— start of Data excerpts —

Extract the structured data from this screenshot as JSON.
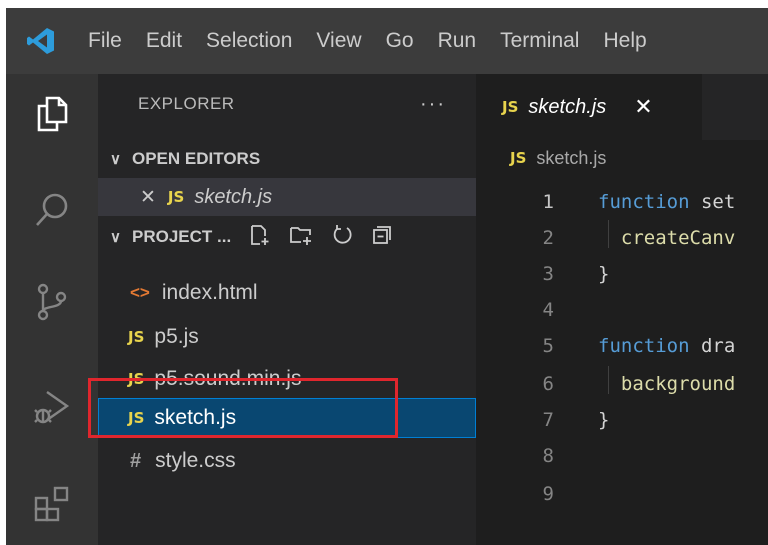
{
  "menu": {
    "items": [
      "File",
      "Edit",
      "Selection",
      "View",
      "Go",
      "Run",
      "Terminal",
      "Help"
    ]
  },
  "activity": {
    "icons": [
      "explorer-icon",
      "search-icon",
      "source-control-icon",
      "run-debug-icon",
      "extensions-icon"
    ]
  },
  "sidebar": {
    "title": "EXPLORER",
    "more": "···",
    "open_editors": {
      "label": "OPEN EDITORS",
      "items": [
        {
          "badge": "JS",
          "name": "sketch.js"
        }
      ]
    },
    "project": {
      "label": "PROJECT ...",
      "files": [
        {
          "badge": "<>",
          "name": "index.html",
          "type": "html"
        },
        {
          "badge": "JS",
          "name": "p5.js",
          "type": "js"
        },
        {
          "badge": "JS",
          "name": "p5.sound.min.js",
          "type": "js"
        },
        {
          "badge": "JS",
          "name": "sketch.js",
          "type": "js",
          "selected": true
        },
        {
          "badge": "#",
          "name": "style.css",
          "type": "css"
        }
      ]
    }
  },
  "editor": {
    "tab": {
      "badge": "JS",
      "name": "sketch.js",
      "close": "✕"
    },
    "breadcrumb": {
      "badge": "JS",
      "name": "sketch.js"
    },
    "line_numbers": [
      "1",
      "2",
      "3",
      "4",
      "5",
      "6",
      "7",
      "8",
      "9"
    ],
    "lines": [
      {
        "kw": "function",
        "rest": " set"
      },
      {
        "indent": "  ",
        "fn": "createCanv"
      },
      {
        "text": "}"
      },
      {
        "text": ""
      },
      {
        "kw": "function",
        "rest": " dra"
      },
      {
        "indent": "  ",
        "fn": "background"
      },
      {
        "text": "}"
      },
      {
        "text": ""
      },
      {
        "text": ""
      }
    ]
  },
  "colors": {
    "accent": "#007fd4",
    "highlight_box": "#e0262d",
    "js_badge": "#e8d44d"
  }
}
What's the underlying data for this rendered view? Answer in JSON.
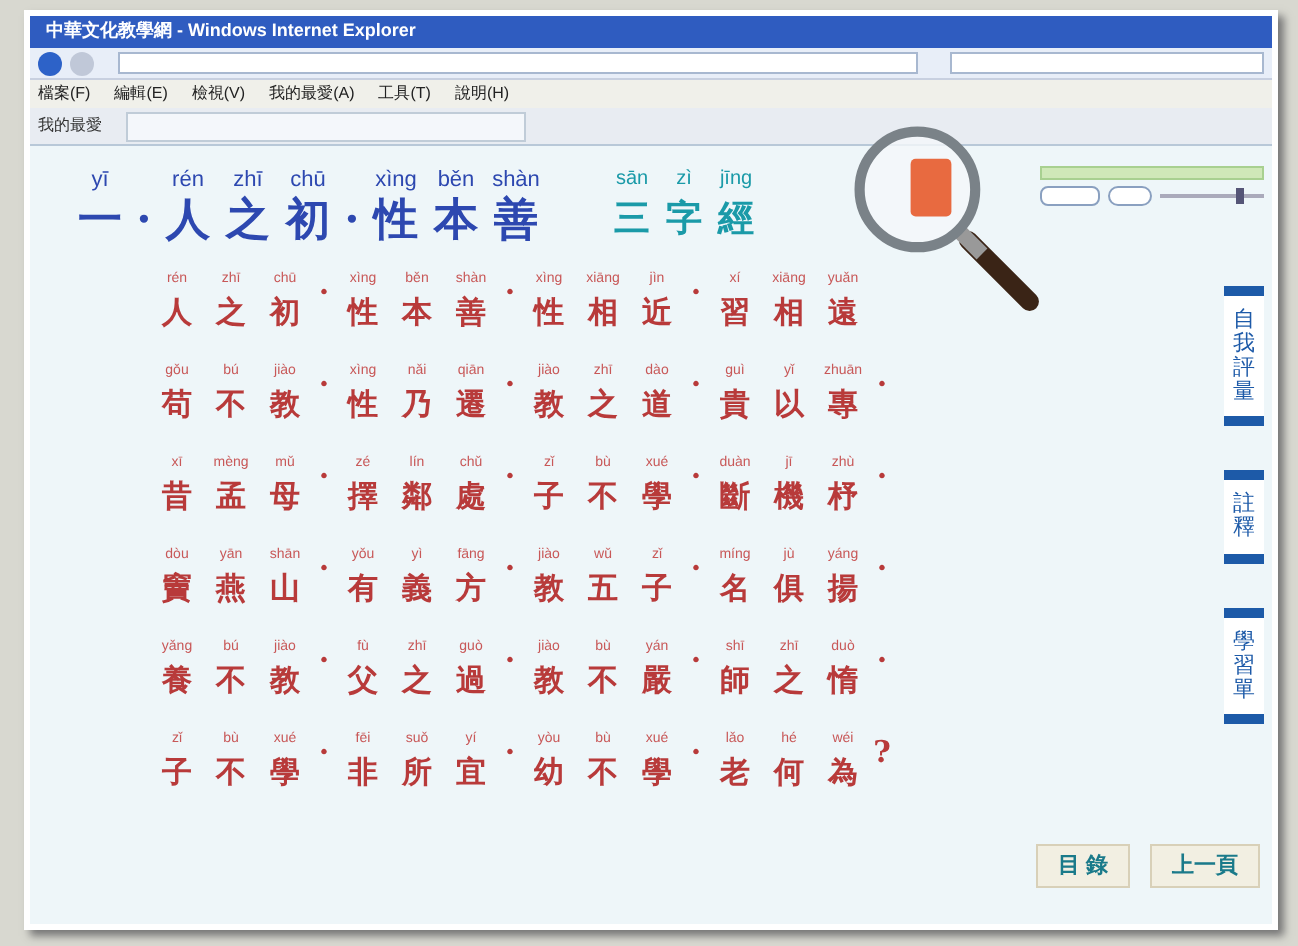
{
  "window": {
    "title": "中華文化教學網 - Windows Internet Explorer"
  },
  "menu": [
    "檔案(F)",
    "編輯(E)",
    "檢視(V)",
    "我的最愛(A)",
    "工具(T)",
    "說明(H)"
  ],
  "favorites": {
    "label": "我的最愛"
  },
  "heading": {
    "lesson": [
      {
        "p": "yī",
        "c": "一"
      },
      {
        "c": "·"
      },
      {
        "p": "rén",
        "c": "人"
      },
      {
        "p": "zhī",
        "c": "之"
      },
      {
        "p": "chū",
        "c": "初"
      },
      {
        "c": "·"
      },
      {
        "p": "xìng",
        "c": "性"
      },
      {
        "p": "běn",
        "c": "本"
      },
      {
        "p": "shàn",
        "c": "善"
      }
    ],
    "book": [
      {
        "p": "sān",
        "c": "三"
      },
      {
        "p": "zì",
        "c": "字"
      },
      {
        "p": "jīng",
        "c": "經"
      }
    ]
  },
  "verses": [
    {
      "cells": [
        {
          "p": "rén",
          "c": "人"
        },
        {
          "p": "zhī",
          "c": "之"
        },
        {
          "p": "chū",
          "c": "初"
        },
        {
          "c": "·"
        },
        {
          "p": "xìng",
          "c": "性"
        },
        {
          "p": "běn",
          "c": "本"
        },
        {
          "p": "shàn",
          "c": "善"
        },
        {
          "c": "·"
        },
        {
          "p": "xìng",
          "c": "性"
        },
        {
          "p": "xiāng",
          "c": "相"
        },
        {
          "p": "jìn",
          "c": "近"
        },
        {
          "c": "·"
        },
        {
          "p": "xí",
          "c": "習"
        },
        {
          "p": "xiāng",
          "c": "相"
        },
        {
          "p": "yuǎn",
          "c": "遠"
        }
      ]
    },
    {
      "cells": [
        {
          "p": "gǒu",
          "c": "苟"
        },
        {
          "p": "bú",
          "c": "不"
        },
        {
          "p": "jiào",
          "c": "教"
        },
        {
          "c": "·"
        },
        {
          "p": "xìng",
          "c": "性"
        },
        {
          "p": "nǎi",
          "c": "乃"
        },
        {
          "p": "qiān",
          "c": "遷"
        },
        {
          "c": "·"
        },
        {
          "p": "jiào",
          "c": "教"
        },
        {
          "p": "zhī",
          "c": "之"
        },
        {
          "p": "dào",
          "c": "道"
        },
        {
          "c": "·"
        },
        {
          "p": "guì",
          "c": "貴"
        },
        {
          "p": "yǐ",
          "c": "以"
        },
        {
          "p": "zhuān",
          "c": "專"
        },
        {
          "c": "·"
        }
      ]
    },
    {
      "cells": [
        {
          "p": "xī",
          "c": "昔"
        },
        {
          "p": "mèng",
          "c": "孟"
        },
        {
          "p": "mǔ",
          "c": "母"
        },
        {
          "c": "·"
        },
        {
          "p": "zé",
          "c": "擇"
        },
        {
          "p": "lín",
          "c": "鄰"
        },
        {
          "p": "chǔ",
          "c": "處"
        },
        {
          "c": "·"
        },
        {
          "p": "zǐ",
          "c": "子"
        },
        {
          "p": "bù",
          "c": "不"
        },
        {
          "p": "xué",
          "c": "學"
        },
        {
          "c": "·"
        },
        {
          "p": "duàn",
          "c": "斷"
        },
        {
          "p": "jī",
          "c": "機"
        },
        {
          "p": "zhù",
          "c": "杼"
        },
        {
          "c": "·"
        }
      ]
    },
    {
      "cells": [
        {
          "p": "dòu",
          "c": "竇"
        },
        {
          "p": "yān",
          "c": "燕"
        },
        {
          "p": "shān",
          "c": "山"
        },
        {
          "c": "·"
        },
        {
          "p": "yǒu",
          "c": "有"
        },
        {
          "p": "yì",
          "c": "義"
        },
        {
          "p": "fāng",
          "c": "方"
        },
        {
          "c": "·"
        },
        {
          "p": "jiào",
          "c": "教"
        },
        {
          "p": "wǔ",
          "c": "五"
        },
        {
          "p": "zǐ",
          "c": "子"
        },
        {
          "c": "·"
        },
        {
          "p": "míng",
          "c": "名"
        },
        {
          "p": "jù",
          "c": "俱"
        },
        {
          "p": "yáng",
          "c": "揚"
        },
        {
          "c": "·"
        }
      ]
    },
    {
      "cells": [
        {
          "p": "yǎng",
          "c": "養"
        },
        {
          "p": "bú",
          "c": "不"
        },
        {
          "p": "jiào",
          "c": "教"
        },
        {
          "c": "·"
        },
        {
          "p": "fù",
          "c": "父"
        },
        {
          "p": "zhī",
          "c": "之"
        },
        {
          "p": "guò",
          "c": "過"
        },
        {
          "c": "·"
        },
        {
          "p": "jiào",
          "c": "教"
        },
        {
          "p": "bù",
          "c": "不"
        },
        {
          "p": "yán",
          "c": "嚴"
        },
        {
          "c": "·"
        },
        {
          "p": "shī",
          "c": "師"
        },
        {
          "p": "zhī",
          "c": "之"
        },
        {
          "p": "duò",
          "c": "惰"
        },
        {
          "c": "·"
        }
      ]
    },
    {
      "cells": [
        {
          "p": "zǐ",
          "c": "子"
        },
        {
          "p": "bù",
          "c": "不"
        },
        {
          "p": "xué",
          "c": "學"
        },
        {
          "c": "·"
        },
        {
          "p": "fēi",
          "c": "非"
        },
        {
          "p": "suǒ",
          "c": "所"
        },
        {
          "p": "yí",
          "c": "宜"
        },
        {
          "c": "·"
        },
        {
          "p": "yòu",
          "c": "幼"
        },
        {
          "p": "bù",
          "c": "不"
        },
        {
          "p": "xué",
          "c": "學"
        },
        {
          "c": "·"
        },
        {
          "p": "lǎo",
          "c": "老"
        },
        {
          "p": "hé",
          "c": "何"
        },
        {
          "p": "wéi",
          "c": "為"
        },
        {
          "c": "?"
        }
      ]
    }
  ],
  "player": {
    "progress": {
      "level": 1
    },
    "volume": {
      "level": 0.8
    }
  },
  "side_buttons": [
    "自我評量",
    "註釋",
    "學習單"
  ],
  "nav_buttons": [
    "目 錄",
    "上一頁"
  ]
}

— end of Data excerpts —

Request
Extract every line from the records above that contains the word "this".

Reply
Extract the structured data from this screenshot as JSON.
What's the underlying data for this rendered view? Answer in JSON.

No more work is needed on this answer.